• **What you are asked to do**: Transcribe the whole listing below without changing a word, but leave out every image.

• **Records provided**:
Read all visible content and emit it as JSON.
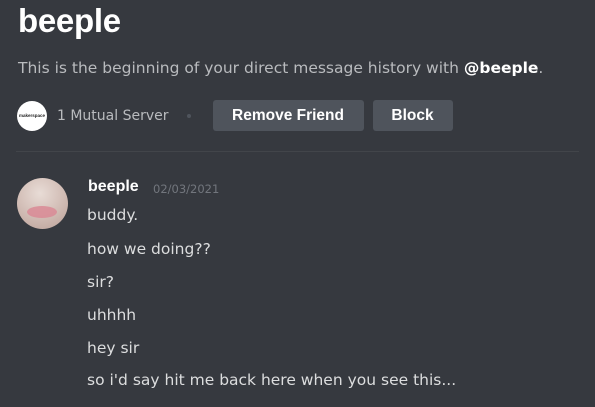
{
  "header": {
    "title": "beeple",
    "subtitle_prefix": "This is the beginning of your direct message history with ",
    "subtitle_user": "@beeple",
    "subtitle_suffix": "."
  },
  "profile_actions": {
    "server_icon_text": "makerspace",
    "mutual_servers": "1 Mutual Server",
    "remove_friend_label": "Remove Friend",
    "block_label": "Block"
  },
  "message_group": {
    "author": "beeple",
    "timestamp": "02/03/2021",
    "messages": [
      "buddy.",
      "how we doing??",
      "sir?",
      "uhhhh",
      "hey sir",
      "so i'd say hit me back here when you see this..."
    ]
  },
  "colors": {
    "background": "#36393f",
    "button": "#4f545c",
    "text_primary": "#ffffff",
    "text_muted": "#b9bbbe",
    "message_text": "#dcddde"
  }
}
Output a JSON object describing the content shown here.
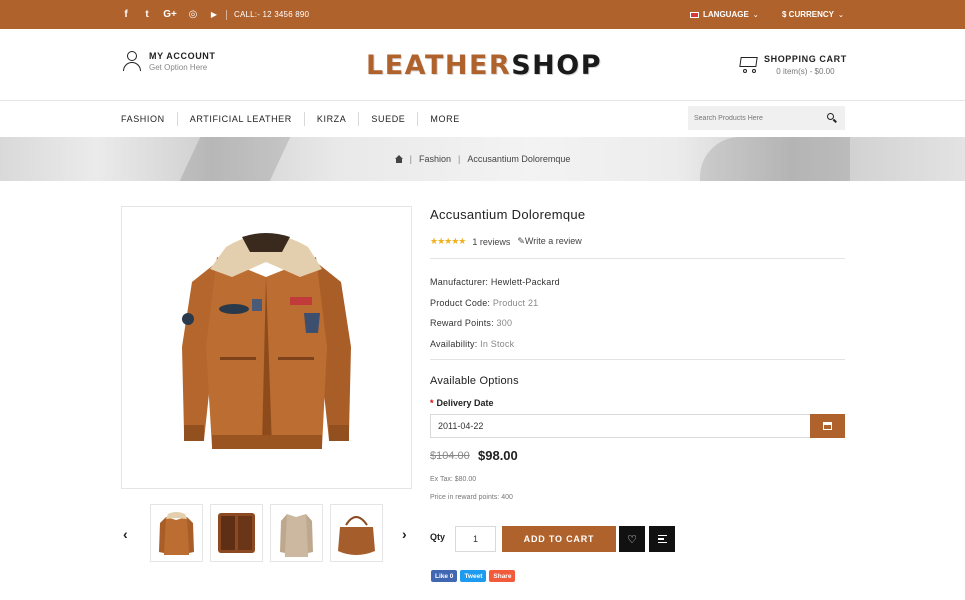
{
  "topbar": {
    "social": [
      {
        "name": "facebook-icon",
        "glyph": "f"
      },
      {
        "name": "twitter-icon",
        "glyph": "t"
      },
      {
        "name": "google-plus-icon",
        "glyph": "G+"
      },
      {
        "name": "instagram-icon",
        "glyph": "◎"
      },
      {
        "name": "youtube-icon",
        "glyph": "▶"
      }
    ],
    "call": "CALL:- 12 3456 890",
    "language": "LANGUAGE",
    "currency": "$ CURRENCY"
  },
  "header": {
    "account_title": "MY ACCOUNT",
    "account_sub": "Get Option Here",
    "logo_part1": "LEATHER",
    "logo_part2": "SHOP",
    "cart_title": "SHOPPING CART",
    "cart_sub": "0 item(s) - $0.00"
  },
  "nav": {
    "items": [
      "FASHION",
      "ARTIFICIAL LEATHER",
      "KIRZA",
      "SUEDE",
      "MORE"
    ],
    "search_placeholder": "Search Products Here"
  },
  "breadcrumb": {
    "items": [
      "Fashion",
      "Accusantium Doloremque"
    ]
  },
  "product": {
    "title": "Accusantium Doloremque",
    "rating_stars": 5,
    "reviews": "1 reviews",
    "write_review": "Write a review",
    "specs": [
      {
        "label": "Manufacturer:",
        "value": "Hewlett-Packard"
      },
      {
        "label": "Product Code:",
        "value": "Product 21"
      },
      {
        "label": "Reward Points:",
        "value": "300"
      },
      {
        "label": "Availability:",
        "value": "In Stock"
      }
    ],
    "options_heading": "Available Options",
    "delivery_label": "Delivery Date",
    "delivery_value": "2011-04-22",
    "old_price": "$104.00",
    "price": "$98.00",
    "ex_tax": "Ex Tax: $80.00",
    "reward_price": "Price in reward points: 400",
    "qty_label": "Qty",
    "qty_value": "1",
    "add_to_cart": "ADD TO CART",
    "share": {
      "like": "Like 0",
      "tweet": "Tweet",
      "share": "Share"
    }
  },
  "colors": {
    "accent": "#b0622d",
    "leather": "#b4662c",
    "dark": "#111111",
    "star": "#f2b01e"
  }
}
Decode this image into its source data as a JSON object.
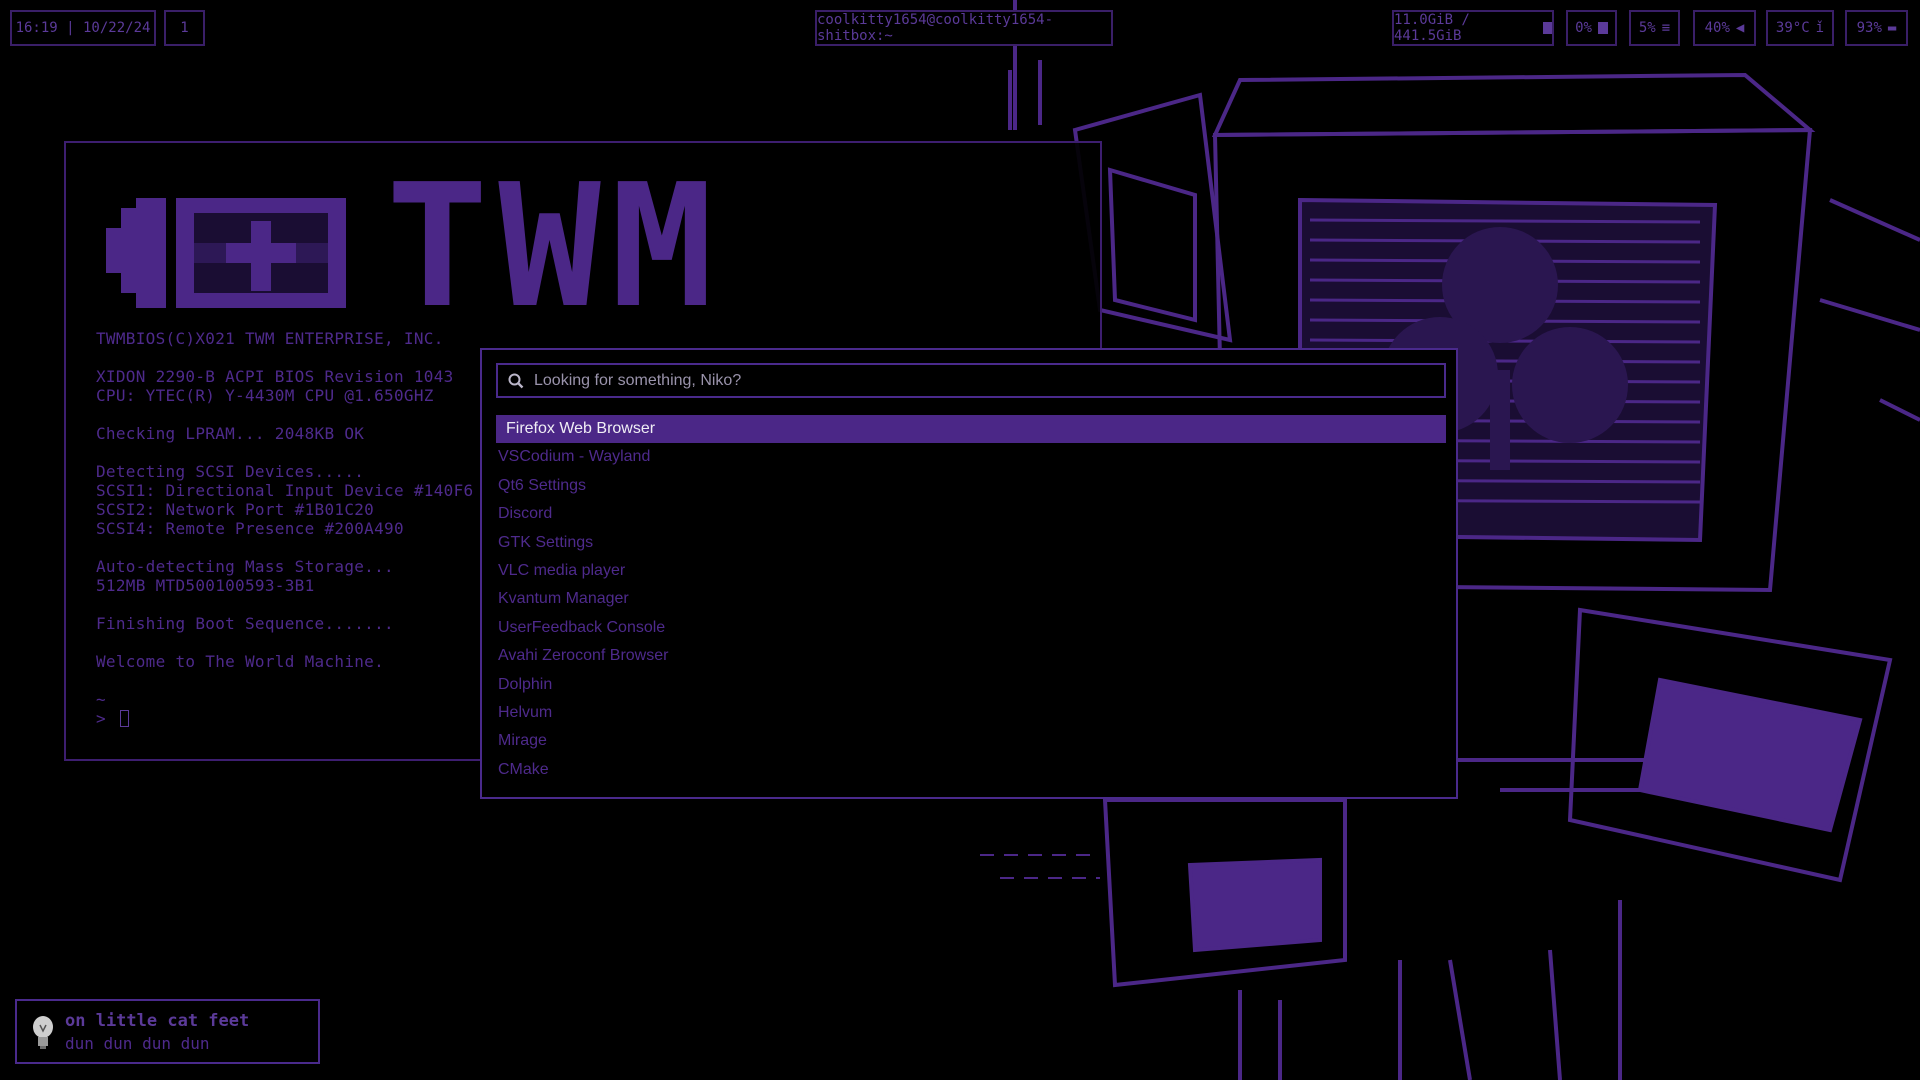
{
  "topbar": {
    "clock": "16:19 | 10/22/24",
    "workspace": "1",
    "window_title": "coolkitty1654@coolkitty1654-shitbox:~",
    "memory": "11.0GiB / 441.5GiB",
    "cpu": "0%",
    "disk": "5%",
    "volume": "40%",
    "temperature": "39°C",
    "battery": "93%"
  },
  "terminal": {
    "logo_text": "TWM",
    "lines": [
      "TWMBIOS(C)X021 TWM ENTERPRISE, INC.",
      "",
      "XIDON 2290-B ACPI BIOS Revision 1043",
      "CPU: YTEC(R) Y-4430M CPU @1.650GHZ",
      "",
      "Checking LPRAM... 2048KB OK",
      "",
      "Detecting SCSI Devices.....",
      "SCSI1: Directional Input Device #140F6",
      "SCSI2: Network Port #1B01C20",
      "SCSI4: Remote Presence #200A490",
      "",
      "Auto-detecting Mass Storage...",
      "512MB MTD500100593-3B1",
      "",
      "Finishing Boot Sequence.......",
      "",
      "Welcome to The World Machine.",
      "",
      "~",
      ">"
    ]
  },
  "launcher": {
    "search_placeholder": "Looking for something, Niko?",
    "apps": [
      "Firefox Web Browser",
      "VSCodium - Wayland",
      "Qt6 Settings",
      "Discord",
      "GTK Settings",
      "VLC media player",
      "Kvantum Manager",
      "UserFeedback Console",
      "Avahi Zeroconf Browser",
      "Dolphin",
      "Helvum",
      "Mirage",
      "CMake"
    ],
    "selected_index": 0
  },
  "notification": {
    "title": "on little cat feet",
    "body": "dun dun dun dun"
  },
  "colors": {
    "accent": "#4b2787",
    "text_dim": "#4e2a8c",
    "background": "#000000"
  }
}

• **Output of the exercise**:
Read all visible content and emit it as JSON.
{
  "header": {
    "title": "beeple",
    "subtitle_prefix": "This is the beginning of your direct message history with ",
    "subtitle_user": "@beeple",
    "subtitle_suffix": "."
  },
  "profile_actions": {
    "server_icon_text": "makerspace",
    "mutual_servers": "1 Mutual Server",
    "remove_friend_label": "Remove Friend",
    "block_label": "Block"
  },
  "message_group": {
    "author": "beeple",
    "timestamp": "02/03/2021",
    "messages": [
      "buddy.",
      "how we doing??",
      "sir?",
      "uhhhh",
      "hey sir",
      "so i'd say hit me back here when you see this..."
    ]
  },
  "colors": {
    "background": "#36393f",
    "button": "#4f545c",
    "text_primary": "#ffffff",
    "text_muted": "#b9bbbe",
    "message_text": "#dcddde"
  }
}
Output a JSON object describing the content shown here.
{
  "topbar": {
    "social": [
      {
        "name": "facebook-icon",
        "glyph": "f"
      },
      {
        "name": "twitter-icon",
        "glyph": "t"
      },
      {
        "name": "google-plus-icon",
        "glyph": "G+"
      },
      {
        "name": "instagram-icon",
        "glyph": "◎"
      },
      {
        "name": "youtube-icon",
        "glyph": "▶"
      }
    ],
    "call": "CALL:- 12 3456 890",
    "language": "LANGUAGE",
    "currency": "$ CURRENCY"
  },
  "header": {
    "account_title": "MY ACCOUNT",
    "account_sub": "Get Option Here",
    "logo_part1": "LEATHER",
    "logo_part2": "SHOP",
    "cart_title": "SHOPPING CART",
    "cart_sub": "0 item(s) - $0.00"
  },
  "nav": {
    "items": [
      "FASHION",
      "ARTIFICIAL LEATHER",
      "KIRZA",
      "SUEDE",
      "MORE"
    ],
    "search_placeholder": "Search Products Here"
  },
  "breadcrumb": {
    "items": [
      "Fashion",
      "Accusantium Doloremque"
    ]
  },
  "product": {
    "title": "Accusantium Doloremque",
    "rating_stars": 5,
    "reviews": "1 reviews",
    "write_review": "Write a review",
    "specs": [
      {
        "label": "Manufacturer:",
        "value": "Hewlett-Packard"
      },
      {
        "label": "Product Code:",
        "value": "Product 21"
      },
      {
        "label": "Reward Points:",
        "value": "300"
      },
      {
        "label": "Availability:",
        "value": "In Stock"
      }
    ],
    "options_heading": "Available Options",
    "delivery_label": "Delivery Date",
    "delivery_value": "2011-04-22",
    "old_price": "$104.00",
    "price": "$98.00",
    "ex_tax": "Ex Tax: $80.00",
    "reward_price": "Price in reward points: 400",
    "qty_label": "Qty",
    "qty_value": "1",
    "add_to_cart": "ADD TO CART",
    "share": {
      "like": "Like 0",
      "tweet": "Tweet",
      "share": "Share"
    }
  },
  "colors": {
    "accent": "#b0622d",
    "leather": "#b4662c",
    "dark": "#111111",
    "star": "#f2b01e"
  }
}
Decode this image into its source data as a JSON object.
{
  "topbar": {
    "clock": "16:19 | 10/22/24",
    "workspace": "1",
    "window_title": "coolkitty1654@coolkitty1654-shitbox:~",
    "memory": "11.0GiB / 441.5GiB",
    "cpu": "0%",
    "disk": "5%",
    "volume": "40%",
    "temperature": "39°C",
    "battery": "93%"
  },
  "terminal": {
    "logo_text": "TWM",
    "lines": [
      "TWMBIOS(C)X021 TWM ENTERPRISE, INC.",
      "",
      "XIDON 2290-B ACPI BIOS Revision 1043",
      "CPU: YTEC(R) Y-4430M CPU @1.650GHZ",
      "",
      "Checking LPRAM... 2048KB OK",
      "",
      "Detecting SCSI Devices.....",
      "SCSI1: Directional Input Device #140F6",
      "SCSI2: Network Port #1B01C20",
      "SCSI4: Remote Presence #200A490",
      "",
      "Auto-detecting Mass Storage...",
      "512MB MTD500100593-3B1",
      "",
      "Finishing Boot Sequence.......",
      "",
      "Welcome to The World Machine.",
      "",
      "~",
      ">"
    ]
  },
  "launcher": {
    "search_placeholder": "Looking for something, Niko?",
    "apps": [
      "Firefox Web Browser",
      "VSCodium - Wayland",
      "Qt6 Settings",
      "Discord",
      "GTK Settings",
      "VLC media player",
      "Kvantum Manager",
      "UserFeedback Console",
      "Avahi Zeroconf Browser",
      "Dolphin",
      "Helvum",
      "Mirage",
      "CMake"
    ],
    "selected_index": 0
  },
  "notification": {
    "title": "on little cat feet",
    "body": "dun dun dun dun"
  },
  "colors": {
    "accent": "#4b2787",
    "text_dim": "#4e2a8c",
    "background": "#000000"
  }
}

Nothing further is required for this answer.